**Exercise brief**
Collect each line of the records containing the string "JSON".

**The input**
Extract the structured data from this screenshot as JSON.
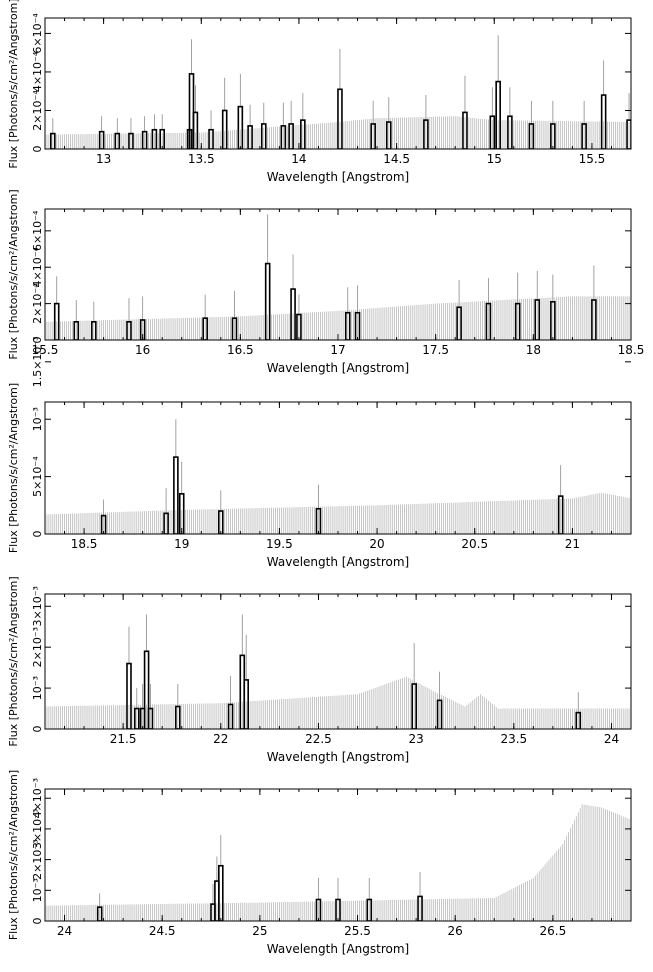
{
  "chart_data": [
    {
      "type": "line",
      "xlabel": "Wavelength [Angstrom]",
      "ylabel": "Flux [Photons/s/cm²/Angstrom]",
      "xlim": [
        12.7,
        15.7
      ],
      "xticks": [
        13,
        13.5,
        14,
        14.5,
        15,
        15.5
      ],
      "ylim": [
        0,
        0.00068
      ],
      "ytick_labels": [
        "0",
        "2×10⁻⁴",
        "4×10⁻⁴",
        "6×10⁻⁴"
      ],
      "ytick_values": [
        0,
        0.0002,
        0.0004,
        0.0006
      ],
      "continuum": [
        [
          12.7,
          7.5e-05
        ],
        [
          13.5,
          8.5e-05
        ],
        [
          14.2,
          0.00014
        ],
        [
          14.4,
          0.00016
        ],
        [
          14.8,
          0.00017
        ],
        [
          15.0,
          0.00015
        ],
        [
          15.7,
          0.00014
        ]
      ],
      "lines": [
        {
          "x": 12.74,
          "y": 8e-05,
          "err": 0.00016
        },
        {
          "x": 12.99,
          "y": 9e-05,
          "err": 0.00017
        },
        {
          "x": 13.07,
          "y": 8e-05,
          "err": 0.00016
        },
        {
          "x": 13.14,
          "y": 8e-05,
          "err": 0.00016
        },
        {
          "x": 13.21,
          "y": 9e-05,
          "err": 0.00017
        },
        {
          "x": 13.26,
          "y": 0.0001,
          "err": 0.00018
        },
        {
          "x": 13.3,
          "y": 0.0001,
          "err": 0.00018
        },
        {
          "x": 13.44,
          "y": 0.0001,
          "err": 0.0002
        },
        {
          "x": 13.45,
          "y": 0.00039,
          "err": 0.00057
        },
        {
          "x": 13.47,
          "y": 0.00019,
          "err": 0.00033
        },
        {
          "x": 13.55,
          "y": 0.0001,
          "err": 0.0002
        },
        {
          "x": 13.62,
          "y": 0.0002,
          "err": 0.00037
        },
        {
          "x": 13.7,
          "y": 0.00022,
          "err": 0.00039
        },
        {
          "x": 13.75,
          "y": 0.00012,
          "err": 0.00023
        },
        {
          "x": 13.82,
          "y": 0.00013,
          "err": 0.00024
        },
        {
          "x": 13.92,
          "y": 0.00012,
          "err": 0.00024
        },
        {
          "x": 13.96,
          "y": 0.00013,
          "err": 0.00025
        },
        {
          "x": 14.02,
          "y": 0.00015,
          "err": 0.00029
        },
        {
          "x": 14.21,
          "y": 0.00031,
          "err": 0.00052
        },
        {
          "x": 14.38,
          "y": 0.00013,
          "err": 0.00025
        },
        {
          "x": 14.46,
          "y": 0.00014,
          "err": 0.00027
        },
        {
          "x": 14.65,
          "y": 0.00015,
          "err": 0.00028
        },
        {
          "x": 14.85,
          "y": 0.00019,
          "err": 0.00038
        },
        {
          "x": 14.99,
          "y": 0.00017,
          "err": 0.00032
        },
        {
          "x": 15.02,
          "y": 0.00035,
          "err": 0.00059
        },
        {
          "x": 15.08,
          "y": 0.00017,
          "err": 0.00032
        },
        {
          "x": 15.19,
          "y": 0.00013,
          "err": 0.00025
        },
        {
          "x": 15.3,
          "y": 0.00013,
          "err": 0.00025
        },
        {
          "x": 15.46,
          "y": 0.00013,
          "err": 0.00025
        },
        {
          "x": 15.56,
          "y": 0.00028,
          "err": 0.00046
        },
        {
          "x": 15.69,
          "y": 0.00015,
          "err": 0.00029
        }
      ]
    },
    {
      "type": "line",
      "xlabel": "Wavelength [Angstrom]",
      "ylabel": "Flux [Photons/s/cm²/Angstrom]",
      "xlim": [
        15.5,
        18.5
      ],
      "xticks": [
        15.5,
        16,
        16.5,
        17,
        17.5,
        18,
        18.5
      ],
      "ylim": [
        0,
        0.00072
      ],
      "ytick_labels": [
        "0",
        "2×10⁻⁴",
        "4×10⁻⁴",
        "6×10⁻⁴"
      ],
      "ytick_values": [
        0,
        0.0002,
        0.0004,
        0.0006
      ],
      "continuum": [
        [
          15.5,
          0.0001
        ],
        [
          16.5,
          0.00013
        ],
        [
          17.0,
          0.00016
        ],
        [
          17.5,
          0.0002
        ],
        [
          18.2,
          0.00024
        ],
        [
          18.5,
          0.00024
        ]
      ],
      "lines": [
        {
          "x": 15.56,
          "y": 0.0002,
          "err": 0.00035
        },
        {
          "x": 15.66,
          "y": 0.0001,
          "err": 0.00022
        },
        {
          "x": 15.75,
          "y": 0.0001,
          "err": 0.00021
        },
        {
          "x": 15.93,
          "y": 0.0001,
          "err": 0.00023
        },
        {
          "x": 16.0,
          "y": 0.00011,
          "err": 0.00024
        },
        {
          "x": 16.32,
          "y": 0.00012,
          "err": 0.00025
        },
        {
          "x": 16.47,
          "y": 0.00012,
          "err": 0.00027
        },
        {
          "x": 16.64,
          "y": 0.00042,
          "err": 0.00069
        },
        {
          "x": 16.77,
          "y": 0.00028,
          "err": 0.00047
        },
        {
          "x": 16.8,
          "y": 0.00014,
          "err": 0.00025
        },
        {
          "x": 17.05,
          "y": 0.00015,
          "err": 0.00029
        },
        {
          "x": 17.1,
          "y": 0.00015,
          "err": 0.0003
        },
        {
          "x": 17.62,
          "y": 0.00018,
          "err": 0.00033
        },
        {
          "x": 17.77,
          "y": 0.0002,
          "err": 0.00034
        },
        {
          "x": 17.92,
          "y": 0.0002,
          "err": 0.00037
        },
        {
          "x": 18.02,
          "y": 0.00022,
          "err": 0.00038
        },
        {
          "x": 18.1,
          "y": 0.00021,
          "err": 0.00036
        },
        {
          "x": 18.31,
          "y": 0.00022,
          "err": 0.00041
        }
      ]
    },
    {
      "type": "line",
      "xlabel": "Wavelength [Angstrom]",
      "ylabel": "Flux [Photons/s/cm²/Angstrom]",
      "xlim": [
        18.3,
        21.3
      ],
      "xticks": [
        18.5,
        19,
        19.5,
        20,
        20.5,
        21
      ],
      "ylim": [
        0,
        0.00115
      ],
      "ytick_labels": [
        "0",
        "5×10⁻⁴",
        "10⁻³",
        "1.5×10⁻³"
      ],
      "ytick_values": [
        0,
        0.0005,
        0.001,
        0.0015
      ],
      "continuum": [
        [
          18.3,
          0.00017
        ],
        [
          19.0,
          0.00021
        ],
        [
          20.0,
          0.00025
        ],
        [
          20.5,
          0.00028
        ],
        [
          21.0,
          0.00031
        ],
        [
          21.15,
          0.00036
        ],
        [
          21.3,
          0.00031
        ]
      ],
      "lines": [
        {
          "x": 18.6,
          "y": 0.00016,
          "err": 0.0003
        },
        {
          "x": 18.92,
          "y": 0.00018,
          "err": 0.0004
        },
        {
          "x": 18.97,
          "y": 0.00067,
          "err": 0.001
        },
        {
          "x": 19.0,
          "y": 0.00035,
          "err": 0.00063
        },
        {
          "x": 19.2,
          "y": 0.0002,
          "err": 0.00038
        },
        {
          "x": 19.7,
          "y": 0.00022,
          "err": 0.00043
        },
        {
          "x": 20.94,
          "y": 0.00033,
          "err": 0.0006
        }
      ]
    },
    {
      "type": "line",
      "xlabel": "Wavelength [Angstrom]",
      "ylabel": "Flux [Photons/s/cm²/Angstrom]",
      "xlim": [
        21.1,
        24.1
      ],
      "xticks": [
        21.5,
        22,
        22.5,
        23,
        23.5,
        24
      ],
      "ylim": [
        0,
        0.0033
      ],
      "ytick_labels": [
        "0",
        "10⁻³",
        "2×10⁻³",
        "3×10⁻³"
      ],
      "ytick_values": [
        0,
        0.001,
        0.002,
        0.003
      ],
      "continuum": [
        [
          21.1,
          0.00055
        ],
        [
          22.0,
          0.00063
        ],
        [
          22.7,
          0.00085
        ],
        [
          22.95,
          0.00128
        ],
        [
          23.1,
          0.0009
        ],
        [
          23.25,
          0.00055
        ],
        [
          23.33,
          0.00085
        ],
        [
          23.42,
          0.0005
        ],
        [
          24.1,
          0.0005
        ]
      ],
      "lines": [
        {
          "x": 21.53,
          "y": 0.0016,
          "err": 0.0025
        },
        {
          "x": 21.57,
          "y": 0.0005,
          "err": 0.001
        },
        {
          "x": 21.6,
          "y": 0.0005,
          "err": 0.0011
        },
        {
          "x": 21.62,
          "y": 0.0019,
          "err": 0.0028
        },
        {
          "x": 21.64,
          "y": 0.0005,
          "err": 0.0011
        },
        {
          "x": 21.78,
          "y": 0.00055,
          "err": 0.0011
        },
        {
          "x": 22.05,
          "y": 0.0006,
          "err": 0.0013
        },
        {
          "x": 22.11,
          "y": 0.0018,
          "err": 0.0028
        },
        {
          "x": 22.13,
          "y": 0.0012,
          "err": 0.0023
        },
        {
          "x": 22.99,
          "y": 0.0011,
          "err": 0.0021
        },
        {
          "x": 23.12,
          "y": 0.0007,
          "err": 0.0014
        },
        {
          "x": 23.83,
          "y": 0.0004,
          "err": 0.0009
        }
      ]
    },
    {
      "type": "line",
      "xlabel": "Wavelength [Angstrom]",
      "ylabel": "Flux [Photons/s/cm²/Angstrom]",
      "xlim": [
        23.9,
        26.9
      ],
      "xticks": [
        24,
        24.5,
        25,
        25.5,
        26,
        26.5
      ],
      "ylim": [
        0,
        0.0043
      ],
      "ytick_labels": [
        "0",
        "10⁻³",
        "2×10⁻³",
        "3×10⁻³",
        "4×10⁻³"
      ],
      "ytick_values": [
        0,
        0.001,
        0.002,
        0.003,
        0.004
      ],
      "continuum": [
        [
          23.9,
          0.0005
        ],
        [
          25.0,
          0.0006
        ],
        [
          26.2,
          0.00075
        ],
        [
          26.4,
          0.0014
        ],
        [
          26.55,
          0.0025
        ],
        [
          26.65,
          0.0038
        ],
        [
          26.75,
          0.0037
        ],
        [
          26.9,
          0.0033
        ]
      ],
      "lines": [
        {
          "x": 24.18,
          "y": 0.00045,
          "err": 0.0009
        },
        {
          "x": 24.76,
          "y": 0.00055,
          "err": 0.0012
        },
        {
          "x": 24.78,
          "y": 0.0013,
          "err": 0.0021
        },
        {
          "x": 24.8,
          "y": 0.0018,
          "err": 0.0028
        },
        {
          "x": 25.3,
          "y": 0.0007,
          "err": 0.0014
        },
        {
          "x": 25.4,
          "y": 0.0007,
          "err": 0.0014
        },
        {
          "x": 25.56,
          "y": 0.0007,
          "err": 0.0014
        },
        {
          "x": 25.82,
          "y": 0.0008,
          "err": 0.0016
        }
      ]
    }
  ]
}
--
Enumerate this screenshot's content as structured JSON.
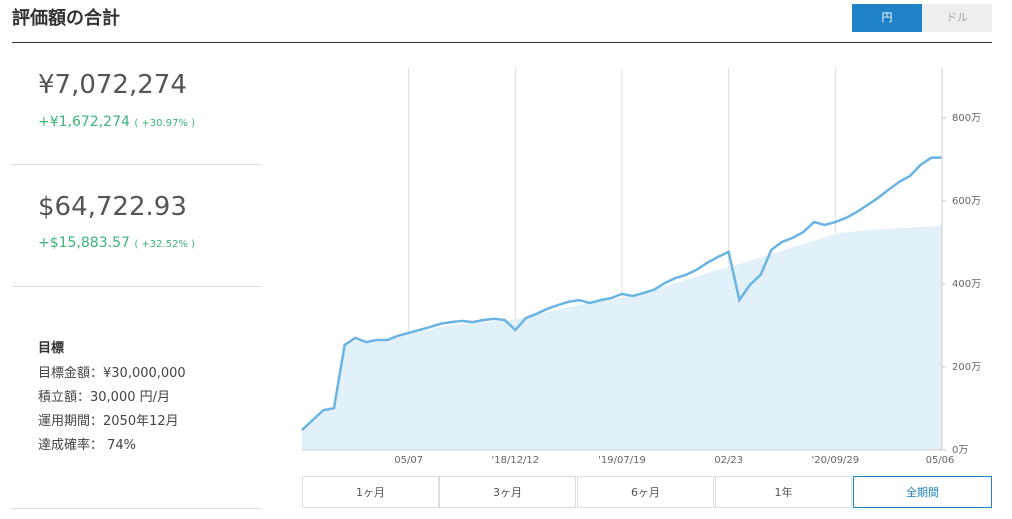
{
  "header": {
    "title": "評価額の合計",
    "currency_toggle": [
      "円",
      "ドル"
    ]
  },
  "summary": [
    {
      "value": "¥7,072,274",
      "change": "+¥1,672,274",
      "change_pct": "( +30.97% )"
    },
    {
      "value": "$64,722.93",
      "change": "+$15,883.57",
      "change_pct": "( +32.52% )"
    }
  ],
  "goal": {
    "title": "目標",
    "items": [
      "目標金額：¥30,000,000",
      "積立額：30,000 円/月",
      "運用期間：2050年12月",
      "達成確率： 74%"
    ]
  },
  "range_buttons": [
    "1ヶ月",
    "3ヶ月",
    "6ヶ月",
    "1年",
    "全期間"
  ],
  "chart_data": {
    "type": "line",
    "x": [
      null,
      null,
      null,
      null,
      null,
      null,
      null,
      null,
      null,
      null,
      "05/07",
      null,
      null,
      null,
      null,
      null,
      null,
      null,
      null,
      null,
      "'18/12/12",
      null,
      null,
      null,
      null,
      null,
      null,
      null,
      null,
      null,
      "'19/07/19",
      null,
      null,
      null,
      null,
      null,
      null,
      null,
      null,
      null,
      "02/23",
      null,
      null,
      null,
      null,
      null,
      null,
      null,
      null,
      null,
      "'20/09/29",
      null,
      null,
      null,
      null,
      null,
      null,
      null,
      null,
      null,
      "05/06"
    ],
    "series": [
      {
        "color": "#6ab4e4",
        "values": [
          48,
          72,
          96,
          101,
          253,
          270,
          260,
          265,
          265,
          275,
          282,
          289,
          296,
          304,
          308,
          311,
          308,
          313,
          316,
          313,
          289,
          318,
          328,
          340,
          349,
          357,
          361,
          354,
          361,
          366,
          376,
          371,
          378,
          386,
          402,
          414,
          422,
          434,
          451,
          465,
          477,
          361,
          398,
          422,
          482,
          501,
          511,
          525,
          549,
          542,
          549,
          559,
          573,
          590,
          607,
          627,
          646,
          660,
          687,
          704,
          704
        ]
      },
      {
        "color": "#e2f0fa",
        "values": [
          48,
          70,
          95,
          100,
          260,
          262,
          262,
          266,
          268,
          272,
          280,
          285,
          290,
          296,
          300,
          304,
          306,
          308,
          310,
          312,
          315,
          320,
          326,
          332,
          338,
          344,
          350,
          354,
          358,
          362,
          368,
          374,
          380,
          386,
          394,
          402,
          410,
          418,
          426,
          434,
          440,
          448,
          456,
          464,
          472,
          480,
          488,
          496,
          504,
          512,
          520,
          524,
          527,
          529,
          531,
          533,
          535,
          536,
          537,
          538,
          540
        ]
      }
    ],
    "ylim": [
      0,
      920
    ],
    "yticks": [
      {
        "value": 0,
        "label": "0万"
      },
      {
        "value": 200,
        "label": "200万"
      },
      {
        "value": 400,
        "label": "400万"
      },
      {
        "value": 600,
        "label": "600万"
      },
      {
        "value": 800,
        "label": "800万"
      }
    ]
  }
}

**Exercise response**
Extract the structured data from this screenshot as JSON.
Enumerate this screenshot's content as structured JSON.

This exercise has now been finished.